WHAT IS ASKED >>
An exact copy of the records is required, minus the pictures they hold.
[Begin]
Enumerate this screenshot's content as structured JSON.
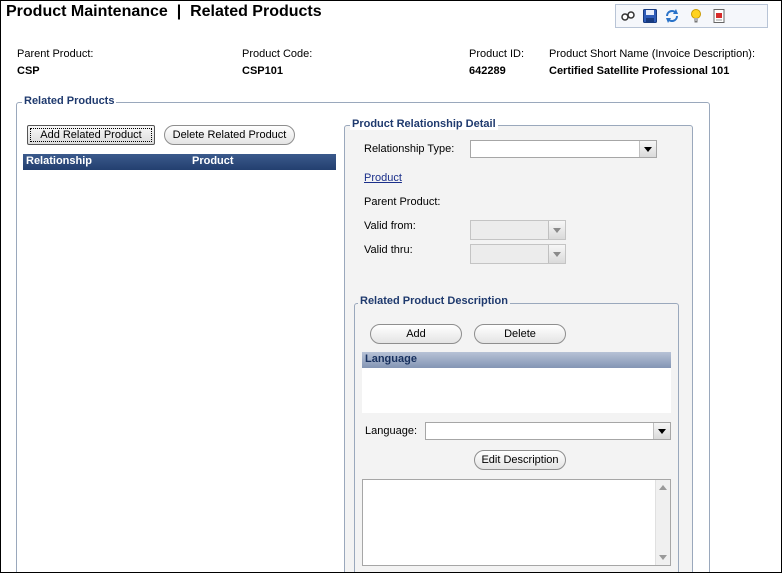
{
  "page": {
    "title": "Product Maintenance  |  Related Products"
  },
  "toolbar": {
    "icons": [
      "glasses-icon",
      "save-icon",
      "refresh-icon",
      "lightbulb-icon",
      "report-icon"
    ]
  },
  "header": {
    "parent_product_label": "Parent Product:",
    "parent_product_value": "CSP",
    "product_code_label": "Product Code:",
    "product_code_value": "CSP101",
    "product_id_label": "Product ID:",
    "product_id_value": "642289",
    "short_name_label": "Product Short Name (Invoice Description):",
    "short_name_value": "Certified Satellite Professional 101"
  },
  "related_products": {
    "title": "Related Products",
    "add_button": "Add Related Product",
    "delete_button": "Delete Related Product",
    "columns": [
      "Relationship",
      "Product"
    ],
    "rows": []
  },
  "detail": {
    "title": "Product Relationship Detail",
    "relationship_type_label": "Relationship Type:",
    "relationship_type_value": "",
    "product_link": "Product",
    "parent_product_label": "Parent Product:",
    "valid_from_label": "Valid from:",
    "valid_thru_label": "Valid thru:"
  },
  "description": {
    "title": "Related Product Description",
    "add_button": "Add",
    "delete_button": "Delete",
    "column": "Language",
    "language_label": "Language:",
    "language_value": "",
    "edit_button": "Edit Description",
    "description_text": ""
  },
  "colors": {
    "accent": "#1f3a6e",
    "grid_header": "#2b4a7c",
    "link": "#1a2f8a"
  }
}
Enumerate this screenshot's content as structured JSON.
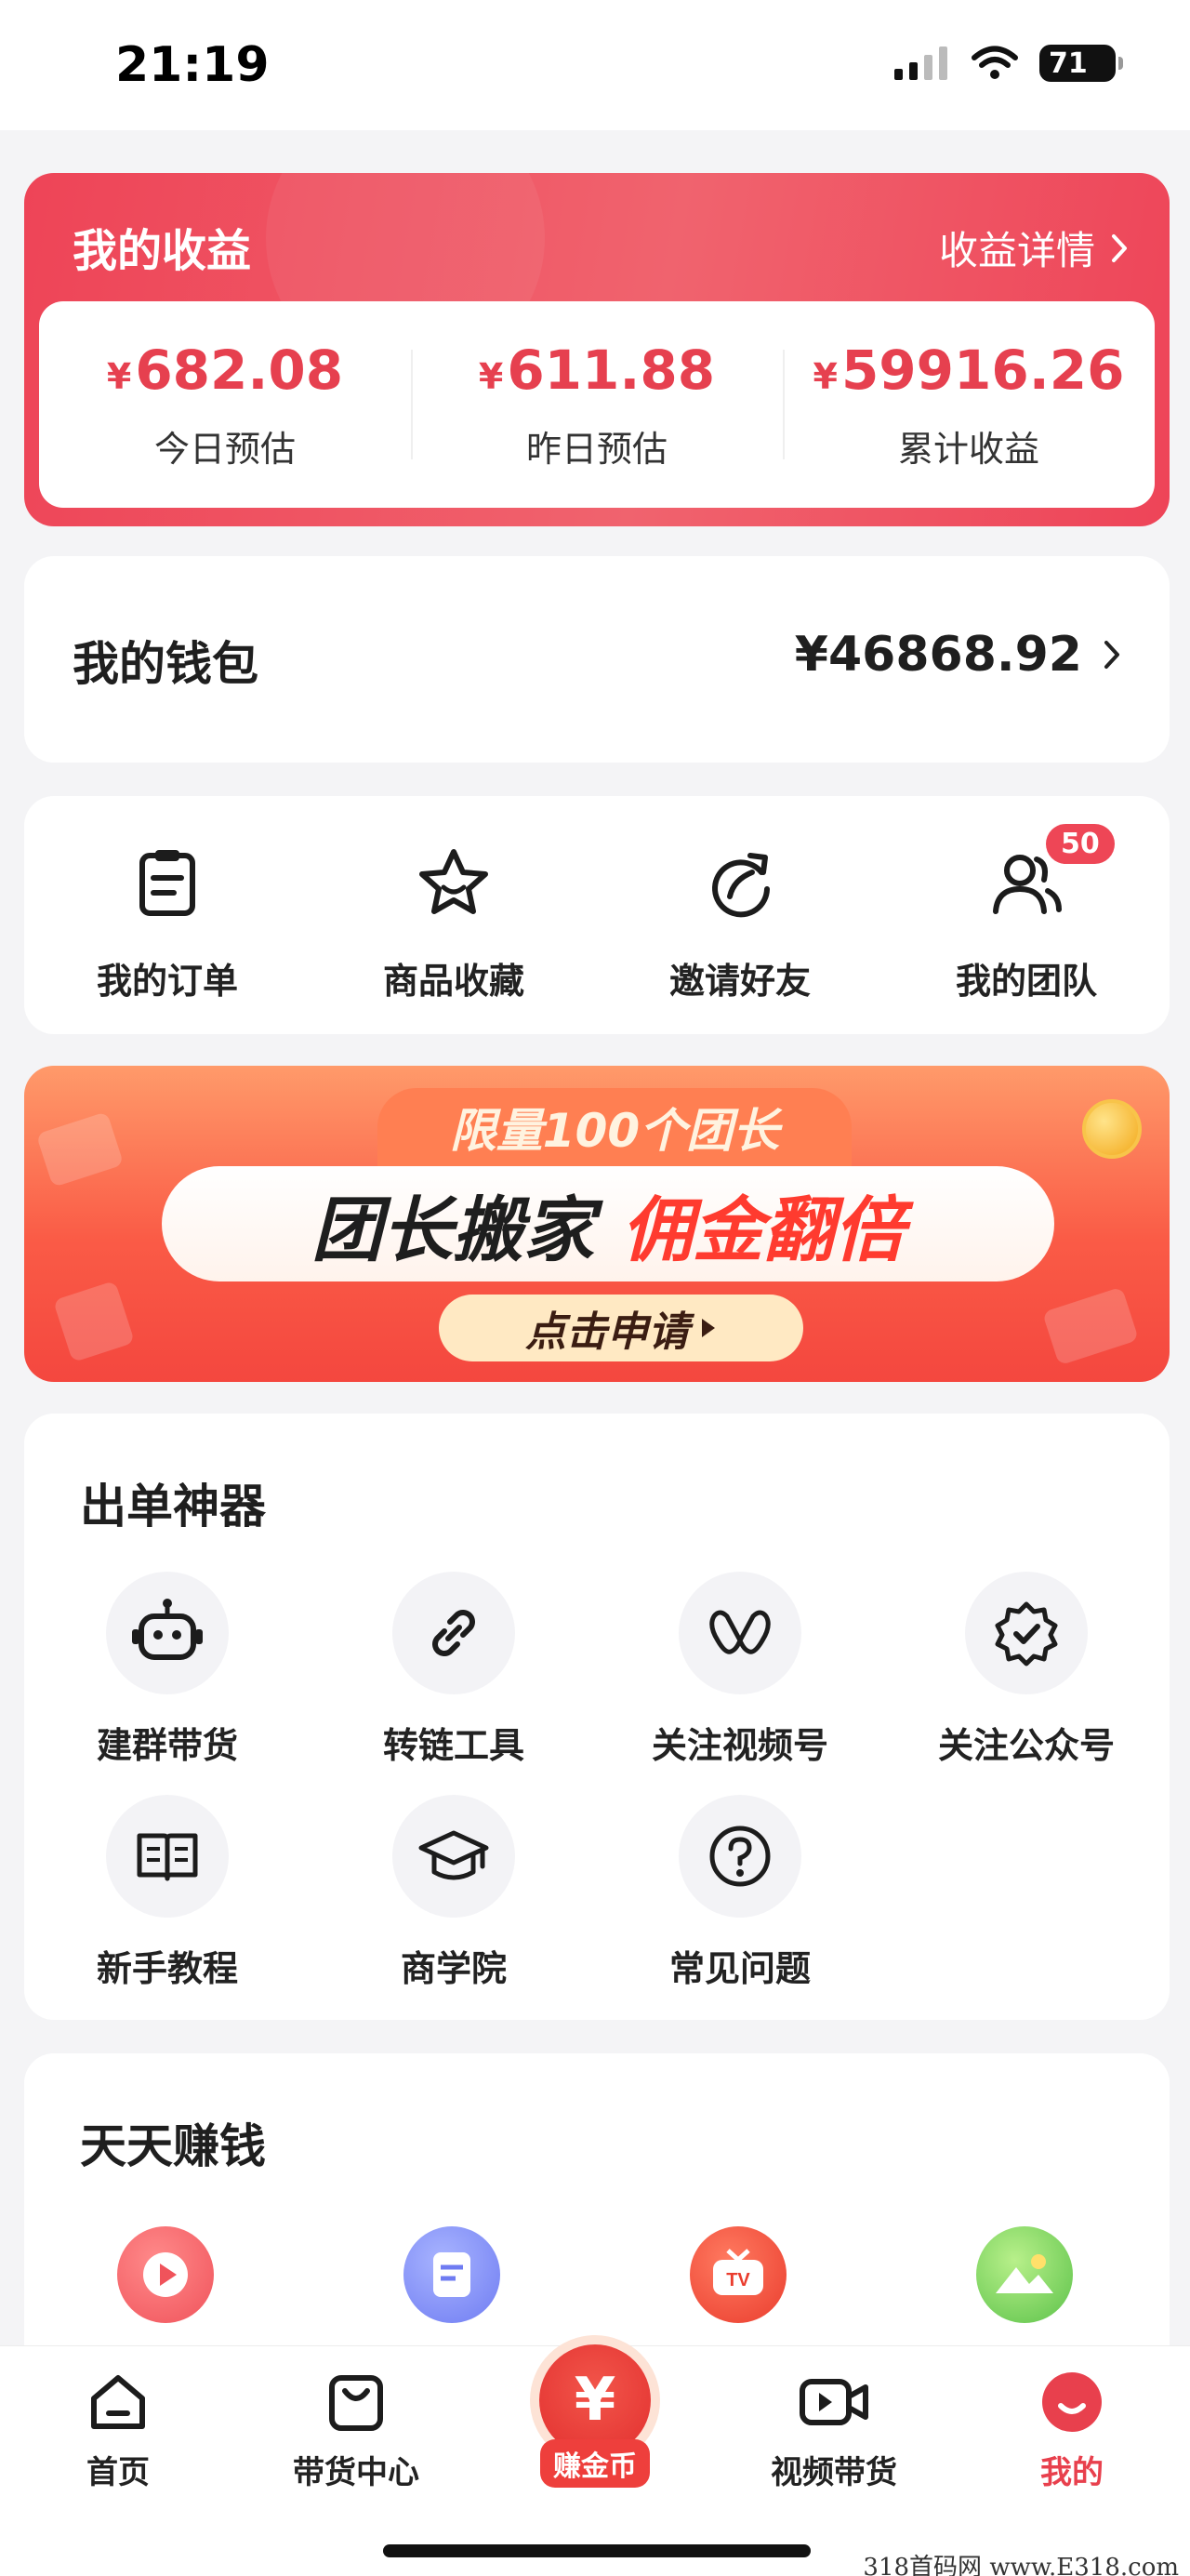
{
  "status_bar": {
    "time": "21:19",
    "battery": "71"
  },
  "earnings": {
    "title": "我的收益",
    "detail_link": "收益详情",
    "currency": "¥",
    "stats": [
      {
        "amount": "682.08",
        "label": "今日预估"
      },
      {
        "amount": "611.88",
        "label": "昨日预估"
      },
      {
        "amount": "59916.26",
        "label": "累计收益"
      }
    ]
  },
  "wallet": {
    "title": "我的钱包",
    "amount": "¥46868.92"
  },
  "quick_actions": [
    {
      "label": "我的订单",
      "icon": "order-icon"
    },
    {
      "label": "商品收藏",
      "icon": "star-icon"
    },
    {
      "label": "邀请好友",
      "icon": "invite-icon"
    },
    {
      "label": "我的团队",
      "icon": "team-icon",
      "badge": "50"
    }
  ],
  "banner": {
    "top": "限量100个团长",
    "main_a": "团长搬家",
    "main_b": "佣金翻倍",
    "button": "点击申请"
  },
  "tools": {
    "title": "出单神器",
    "items": [
      {
        "label": "建群带货",
        "icon": "robot-icon"
      },
      {
        "label": "转链工具",
        "icon": "link-icon"
      },
      {
        "label": "关注视频号",
        "icon": "video-channel-icon"
      },
      {
        "label": "关注公众号",
        "icon": "verified-icon"
      },
      {
        "label": "新手教程",
        "icon": "book-icon"
      },
      {
        "label": "商学院",
        "icon": "graduation-cap-icon"
      },
      {
        "label": "常见问题",
        "icon": "question-icon"
      }
    ]
  },
  "daily": {
    "title": "天天赚钱",
    "icons": [
      "play-icon",
      "note-icon",
      "tv-icon",
      "landscape-icon"
    ]
  },
  "tabbar": {
    "items": [
      {
        "label": "首页",
        "icon": "home-icon"
      },
      {
        "label": "带货中心",
        "icon": "bag-icon"
      },
      {
        "label": "赚金币",
        "icon": "coin-icon",
        "glyph": "¥"
      },
      {
        "label": "视频带货",
        "icon": "video-icon"
      },
      {
        "label": "我的",
        "icon": "profile-icon",
        "active": true
      }
    ]
  },
  "watermark": "318首码网 www.E318.com",
  "colors": {
    "accent": "#e8404d",
    "card": "#ffffff",
    "background": "#f4f4f6"
  }
}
[End]
TASK RESPONSE >>
Enumerate this screenshot's content as structured JSON.
{
  "page": {
    "title": "Product Maintenance  |  Related Products"
  },
  "toolbar": {
    "icons": [
      "glasses-icon",
      "save-icon",
      "refresh-icon",
      "lightbulb-icon",
      "report-icon"
    ]
  },
  "header": {
    "parent_product_label": "Parent Product:",
    "parent_product_value": "CSP",
    "product_code_label": "Product Code:",
    "product_code_value": "CSP101",
    "product_id_label": "Product ID:",
    "product_id_value": "642289",
    "short_name_label": "Product Short Name (Invoice Description):",
    "short_name_value": "Certified Satellite Professional 101"
  },
  "related_products": {
    "title": "Related Products",
    "add_button": "Add Related Product",
    "delete_button": "Delete Related Product",
    "columns": [
      "Relationship",
      "Product"
    ],
    "rows": []
  },
  "detail": {
    "title": "Product Relationship Detail",
    "relationship_type_label": "Relationship Type:",
    "relationship_type_value": "",
    "product_link": "Product",
    "parent_product_label": "Parent Product:",
    "valid_from_label": "Valid from:",
    "valid_thru_label": "Valid thru:"
  },
  "description": {
    "title": "Related Product Description",
    "add_button": "Add",
    "delete_button": "Delete",
    "column": "Language",
    "language_label": "Language:",
    "language_value": "",
    "edit_button": "Edit Description",
    "description_text": ""
  },
  "colors": {
    "accent": "#1f3a6e",
    "grid_header": "#2b4a7c",
    "link": "#1a2f8a"
  }
}
Enumerate this screenshot's content as structured JSON.
{
  "status_bar": {
    "time": "21:19",
    "battery": "71"
  },
  "earnings": {
    "title": "我的收益",
    "detail_link": "收益详情",
    "currency": "¥",
    "stats": [
      {
        "amount": "682.08",
        "label": "今日预估"
      },
      {
        "amount": "611.88",
        "label": "昨日预估"
      },
      {
        "amount": "59916.26",
        "label": "累计收益"
      }
    ]
  },
  "wallet": {
    "title": "我的钱包",
    "amount": "¥46868.92"
  },
  "quick_actions": [
    {
      "label": "我的订单",
      "icon": "order-icon"
    },
    {
      "label": "商品收藏",
      "icon": "star-icon"
    },
    {
      "label": "邀请好友",
      "icon": "invite-icon"
    },
    {
      "label": "我的团队",
      "icon": "team-icon",
      "badge": "50"
    }
  ],
  "banner": {
    "top": "限量100个团长",
    "main_a": "团长搬家",
    "main_b": "佣金翻倍",
    "button": "点击申请"
  },
  "tools": {
    "title": "出单神器",
    "items": [
      {
        "label": "建群带货",
        "icon": "robot-icon"
      },
      {
        "label": "转链工具",
        "icon": "link-icon"
      },
      {
        "label": "关注视频号",
        "icon": "video-channel-icon"
      },
      {
        "label": "关注公众号",
        "icon": "verified-icon"
      },
      {
        "label": "新手教程",
        "icon": "book-icon"
      },
      {
        "label": "商学院",
        "icon": "graduation-cap-icon"
      },
      {
        "label": "常见问题",
        "icon": "question-icon"
      }
    ]
  },
  "daily": {
    "title": "天天赚钱",
    "icons": [
      "play-icon",
      "note-icon",
      "tv-icon",
      "landscape-icon"
    ]
  },
  "tabbar": {
    "items": [
      {
        "label": "首页",
        "icon": "home-icon"
      },
      {
        "label": "带货中心",
        "icon": "bag-icon"
      },
      {
        "label": "赚金币",
        "icon": "coin-icon",
        "glyph": "¥"
      },
      {
        "label": "视频带货",
        "icon": "video-icon"
      },
      {
        "label": "我的",
        "icon": "profile-icon",
        "active": true
      }
    ]
  },
  "watermark": "318首码网 www.E318.com",
  "colors": {
    "accent": "#e8404d",
    "card": "#ffffff",
    "background": "#f4f4f6"
  }
}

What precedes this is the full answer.